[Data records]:
###

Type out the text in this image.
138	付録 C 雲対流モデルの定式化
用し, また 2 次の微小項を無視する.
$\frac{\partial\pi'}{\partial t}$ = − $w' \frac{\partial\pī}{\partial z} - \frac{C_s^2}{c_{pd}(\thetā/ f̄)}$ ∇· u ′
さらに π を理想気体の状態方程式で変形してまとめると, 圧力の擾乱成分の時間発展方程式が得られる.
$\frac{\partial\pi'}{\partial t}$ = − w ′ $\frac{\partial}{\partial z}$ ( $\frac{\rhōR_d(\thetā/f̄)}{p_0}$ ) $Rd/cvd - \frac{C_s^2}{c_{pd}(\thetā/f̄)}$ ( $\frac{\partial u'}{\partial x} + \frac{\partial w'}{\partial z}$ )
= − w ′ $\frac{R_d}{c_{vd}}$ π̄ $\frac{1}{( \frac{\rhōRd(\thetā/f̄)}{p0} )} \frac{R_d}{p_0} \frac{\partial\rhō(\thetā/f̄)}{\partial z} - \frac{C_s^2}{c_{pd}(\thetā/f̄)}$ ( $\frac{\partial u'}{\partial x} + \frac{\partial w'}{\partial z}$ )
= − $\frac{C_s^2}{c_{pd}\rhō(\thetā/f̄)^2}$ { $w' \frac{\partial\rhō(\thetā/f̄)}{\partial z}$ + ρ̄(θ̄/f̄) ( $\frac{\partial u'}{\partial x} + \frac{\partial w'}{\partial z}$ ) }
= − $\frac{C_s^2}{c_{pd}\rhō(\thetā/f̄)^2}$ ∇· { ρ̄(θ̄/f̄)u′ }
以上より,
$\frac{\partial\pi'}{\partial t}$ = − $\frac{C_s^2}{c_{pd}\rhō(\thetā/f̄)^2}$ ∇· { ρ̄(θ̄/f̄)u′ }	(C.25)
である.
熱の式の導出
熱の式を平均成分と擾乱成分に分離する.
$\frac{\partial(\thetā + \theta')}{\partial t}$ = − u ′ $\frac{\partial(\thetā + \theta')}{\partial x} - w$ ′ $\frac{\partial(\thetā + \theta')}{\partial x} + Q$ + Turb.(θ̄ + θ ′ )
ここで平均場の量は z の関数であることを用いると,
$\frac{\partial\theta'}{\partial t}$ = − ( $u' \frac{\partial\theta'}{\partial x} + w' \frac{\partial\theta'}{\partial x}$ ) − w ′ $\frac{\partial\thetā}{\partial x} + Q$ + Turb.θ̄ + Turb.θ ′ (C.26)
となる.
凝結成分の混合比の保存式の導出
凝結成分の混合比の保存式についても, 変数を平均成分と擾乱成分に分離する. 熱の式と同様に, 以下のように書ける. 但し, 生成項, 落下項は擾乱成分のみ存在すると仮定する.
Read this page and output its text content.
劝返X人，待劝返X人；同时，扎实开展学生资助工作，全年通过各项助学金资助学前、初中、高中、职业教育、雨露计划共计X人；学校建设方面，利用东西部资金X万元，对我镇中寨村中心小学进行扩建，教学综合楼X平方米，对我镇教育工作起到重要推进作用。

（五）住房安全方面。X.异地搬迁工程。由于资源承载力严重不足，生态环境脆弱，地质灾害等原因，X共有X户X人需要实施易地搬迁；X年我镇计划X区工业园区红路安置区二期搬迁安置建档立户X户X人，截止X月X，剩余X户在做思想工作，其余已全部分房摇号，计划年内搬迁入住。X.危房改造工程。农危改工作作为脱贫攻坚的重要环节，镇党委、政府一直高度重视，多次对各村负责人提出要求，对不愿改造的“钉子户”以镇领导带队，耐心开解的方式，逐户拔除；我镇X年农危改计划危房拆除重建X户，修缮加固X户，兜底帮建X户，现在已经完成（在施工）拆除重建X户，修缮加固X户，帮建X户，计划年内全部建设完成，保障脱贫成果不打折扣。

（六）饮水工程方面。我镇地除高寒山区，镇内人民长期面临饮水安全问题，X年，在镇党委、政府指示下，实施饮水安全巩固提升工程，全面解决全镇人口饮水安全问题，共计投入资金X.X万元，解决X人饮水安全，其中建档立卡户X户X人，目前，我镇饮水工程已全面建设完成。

###

Make a list of all lines in the data that contain "this".

Type out the text in this image.
Read this page and output its text content.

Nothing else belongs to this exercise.